▶ _Requirements_
Copy the lines from the first one down to the line with "order-status-tab[interactable]: Дождитесь доставки(51)", swapping "express-note-link" for "courier-slip-link" and changing nothing else.

▶ _Provided material_
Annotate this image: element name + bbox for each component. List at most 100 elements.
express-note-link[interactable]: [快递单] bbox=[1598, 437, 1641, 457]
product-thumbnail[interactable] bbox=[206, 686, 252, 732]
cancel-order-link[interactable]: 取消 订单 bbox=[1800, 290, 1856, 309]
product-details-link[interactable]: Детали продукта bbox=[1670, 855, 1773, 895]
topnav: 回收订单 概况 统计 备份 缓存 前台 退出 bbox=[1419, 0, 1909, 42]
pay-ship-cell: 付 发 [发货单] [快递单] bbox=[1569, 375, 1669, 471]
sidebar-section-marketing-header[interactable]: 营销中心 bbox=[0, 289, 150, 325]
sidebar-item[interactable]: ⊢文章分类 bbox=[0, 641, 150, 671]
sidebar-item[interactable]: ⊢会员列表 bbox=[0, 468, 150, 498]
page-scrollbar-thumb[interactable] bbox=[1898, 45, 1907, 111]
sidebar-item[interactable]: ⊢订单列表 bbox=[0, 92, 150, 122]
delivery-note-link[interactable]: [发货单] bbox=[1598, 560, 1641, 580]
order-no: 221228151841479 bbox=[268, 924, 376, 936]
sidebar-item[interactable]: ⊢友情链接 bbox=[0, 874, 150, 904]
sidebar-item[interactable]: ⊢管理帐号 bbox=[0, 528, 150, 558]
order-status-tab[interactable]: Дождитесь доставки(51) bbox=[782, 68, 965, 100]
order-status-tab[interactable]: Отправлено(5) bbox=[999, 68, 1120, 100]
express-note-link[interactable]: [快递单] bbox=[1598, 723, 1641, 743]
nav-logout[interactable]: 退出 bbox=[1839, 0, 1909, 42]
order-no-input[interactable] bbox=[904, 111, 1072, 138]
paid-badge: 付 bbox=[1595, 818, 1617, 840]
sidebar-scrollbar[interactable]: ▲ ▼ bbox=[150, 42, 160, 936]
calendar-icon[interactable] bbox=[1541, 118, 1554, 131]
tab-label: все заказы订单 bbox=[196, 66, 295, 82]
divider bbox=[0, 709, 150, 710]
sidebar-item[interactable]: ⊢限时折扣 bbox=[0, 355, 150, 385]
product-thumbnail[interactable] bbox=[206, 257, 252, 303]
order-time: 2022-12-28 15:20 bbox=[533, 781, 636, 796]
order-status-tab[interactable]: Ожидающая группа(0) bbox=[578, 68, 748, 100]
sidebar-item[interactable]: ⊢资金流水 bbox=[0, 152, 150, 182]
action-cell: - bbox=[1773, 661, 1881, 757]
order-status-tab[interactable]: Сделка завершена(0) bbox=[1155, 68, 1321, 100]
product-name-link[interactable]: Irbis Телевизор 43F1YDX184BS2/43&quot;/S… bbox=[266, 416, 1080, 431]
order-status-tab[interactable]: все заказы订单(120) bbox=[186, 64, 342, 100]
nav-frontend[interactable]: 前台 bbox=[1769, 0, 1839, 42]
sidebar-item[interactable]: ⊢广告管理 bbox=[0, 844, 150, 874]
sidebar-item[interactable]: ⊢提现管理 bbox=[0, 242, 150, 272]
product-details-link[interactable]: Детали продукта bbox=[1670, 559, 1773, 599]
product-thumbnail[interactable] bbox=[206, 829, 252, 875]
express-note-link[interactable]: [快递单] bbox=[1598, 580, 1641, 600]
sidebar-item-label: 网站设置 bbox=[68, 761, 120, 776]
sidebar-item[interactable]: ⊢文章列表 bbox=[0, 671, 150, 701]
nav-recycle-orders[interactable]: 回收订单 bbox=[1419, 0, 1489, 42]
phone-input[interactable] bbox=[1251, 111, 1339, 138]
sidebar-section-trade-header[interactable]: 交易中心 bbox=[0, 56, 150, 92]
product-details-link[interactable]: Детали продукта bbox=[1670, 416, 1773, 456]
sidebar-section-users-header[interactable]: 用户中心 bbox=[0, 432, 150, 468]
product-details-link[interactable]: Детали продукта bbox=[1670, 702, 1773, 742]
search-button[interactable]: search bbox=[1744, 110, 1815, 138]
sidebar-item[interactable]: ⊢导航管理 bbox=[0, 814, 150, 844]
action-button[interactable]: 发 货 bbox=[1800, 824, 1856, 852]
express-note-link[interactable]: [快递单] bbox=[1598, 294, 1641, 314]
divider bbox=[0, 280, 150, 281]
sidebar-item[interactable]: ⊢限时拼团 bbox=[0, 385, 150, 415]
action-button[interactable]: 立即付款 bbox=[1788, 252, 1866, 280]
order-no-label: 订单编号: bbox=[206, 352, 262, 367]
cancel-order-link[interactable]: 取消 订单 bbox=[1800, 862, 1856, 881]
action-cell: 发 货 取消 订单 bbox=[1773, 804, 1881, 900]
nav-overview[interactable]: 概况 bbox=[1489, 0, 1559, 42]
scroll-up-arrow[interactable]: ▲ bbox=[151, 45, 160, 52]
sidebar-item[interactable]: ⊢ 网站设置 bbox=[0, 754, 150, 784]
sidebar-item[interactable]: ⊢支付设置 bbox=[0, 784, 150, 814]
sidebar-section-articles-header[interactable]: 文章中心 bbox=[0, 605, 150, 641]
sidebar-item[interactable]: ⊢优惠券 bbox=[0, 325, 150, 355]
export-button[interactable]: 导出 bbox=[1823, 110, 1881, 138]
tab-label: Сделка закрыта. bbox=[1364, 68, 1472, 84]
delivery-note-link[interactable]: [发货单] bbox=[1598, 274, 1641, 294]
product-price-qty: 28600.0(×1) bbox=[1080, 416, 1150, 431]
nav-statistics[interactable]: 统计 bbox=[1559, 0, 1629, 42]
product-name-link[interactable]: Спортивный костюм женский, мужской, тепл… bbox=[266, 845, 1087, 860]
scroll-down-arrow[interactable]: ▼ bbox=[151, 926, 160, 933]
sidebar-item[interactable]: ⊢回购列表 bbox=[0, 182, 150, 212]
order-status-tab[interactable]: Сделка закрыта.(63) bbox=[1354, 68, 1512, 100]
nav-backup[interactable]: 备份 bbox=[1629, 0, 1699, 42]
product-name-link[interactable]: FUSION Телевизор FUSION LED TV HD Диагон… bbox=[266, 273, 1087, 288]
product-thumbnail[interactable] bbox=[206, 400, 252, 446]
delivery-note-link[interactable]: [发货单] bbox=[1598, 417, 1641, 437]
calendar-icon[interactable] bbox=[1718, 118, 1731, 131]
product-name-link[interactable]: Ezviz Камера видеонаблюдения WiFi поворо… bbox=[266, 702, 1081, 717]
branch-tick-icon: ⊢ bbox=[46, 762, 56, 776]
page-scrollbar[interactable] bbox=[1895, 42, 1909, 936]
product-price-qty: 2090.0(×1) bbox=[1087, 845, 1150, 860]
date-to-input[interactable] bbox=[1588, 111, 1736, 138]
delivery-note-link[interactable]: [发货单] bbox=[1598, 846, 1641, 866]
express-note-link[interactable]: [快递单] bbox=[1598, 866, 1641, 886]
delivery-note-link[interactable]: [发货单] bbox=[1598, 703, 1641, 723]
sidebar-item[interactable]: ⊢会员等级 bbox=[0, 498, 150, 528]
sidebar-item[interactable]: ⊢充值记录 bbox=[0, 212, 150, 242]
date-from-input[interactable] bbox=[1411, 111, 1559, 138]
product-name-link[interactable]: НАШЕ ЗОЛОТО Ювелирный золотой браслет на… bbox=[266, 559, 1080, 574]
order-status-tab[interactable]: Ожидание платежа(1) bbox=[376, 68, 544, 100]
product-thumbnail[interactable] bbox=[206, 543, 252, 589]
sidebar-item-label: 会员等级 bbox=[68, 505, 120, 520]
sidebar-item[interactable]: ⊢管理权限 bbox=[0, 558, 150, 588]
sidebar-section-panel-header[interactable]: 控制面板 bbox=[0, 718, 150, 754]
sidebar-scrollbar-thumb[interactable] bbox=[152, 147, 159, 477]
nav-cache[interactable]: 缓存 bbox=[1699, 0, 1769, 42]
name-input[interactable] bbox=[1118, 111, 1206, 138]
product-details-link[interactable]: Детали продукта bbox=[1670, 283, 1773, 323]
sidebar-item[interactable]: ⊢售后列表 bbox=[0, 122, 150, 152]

▶ _Written response_
Annotate this image: element name + bbox for each component. List at most 100 elements.
courier-slip-link[interactable]: [快递单] bbox=[1598, 437, 1641, 457]
product-thumbnail[interactable] bbox=[206, 686, 252, 732]
cancel-order-link[interactable]: 取消 订单 bbox=[1800, 290, 1856, 309]
product-details-link[interactable]: Детали продукта bbox=[1670, 855, 1773, 895]
topnav: 回收订单 概况 统计 备份 缓存 前台 退出 bbox=[1419, 0, 1909, 42]
pay-ship-cell: 付 发 [发货单] [快递单] bbox=[1569, 375, 1669, 471]
sidebar-section-marketing-header[interactable]: 营销中心 bbox=[0, 289, 150, 325]
sidebar-item[interactable]: ⊢文章分类 bbox=[0, 641, 150, 671]
sidebar-item[interactable]: ⊢会员列表 bbox=[0, 468, 150, 498]
page-scrollbar-thumb[interactable] bbox=[1898, 45, 1907, 111]
sidebar-item[interactable]: ⊢订单列表 bbox=[0, 92, 150, 122]
delivery-note-link[interactable]: [发货单] bbox=[1598, 560, 1641, 580]
order-no: 221228151841479 bbox=[268, 924, 376, 936]
sidebar-item[interactable]: ⊢友情链接 bbox=[0, 874, 150, 904]
sidebar-item[interactable]: ⊢管理帐号 bbox=[0, 528, 150, 558]
order-status-tab[interactable]: Дождитесь доставки(51) bbox=[782, 68, 965, 100]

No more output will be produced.